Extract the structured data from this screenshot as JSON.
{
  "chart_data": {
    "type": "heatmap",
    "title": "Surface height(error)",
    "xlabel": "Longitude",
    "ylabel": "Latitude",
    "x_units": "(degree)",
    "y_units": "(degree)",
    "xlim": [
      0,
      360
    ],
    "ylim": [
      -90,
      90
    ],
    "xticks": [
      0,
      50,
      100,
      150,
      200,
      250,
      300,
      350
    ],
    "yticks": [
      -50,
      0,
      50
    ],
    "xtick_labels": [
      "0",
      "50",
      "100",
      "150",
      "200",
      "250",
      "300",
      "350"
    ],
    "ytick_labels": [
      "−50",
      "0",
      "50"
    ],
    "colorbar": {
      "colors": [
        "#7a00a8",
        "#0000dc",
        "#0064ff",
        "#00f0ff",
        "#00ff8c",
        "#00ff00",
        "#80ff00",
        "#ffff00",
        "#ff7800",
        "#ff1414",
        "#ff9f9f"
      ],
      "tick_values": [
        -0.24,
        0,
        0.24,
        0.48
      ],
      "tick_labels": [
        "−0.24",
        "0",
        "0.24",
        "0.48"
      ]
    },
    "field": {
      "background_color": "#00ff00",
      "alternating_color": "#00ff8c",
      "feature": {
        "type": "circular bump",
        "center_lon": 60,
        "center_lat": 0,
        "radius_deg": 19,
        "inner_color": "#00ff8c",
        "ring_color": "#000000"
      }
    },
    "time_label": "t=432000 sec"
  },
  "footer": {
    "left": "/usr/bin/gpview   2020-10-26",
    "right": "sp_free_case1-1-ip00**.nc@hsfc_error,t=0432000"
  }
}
--*--
Please reproduce the entire listing, exactly as shown.

Extract the structured data from this screenshot as JSON.
{
  "chart_data": {
    "type": "heatmap",
    "title": "Surface height(error)",
    "xlabel": "Longitude",
    "ylabel": "Latitude",
    "x_units": "(degree)",
    "y_units": "(degree)",
    "xlim": [
      0,
      360
    ],
    "ylim": [
      -90,
      90
    ],
    "xticks": [
      0,
      50,
      100,
      150,
      200,
      250,
      300,
      350
    ],
    "yticks": [
      -50,
      0,
      50
    ],
    "xtick_labels": [
      "0",
      "50",
      "100",
      "150",
      "200",
      "250",
      "300",
      "350"
    ],
    "ytick_labels": [
      "−50",
      "0",
      "50"
    ],
    "colorbar": {
      "colors": [
        "#7a00a8",
        "#0000dc",
        "#0064ff",
        "#00f0ff",
        "#00ff8c",
        "#00ff00",
        "#80ff00",
        "#ffff00",
        "#ff7800",
        "#ff1414",
        "#ff9f9f"
      ],
      "tick_values": [
        -0.24,
        0,
        0.24,
        0.48
      ],
      "tick_labels": [
        "−0.24",
        "0",
        "0.24",
        "0.48"
      ]
    },
    "field": {
      "background_color": "#00ff00",
      "alternating_color": "#00ff8c",
      "feature": {
        "type": "circular bump",
        "center_lon": 60,
        "center_lat": 0,
        "radius_deg": 19,
        "inner_color": "#00ff8c",
        "ring_color": "#000000"
      }
    },
    "time_label": "t=432000 sec"
  },
  "footer": {
    "left": "/usr/bin/gpview   2020-10-26",
    "right": "sp_free_case1-1-ip00**.nc@hsfc_error,t=0432000"
  }
}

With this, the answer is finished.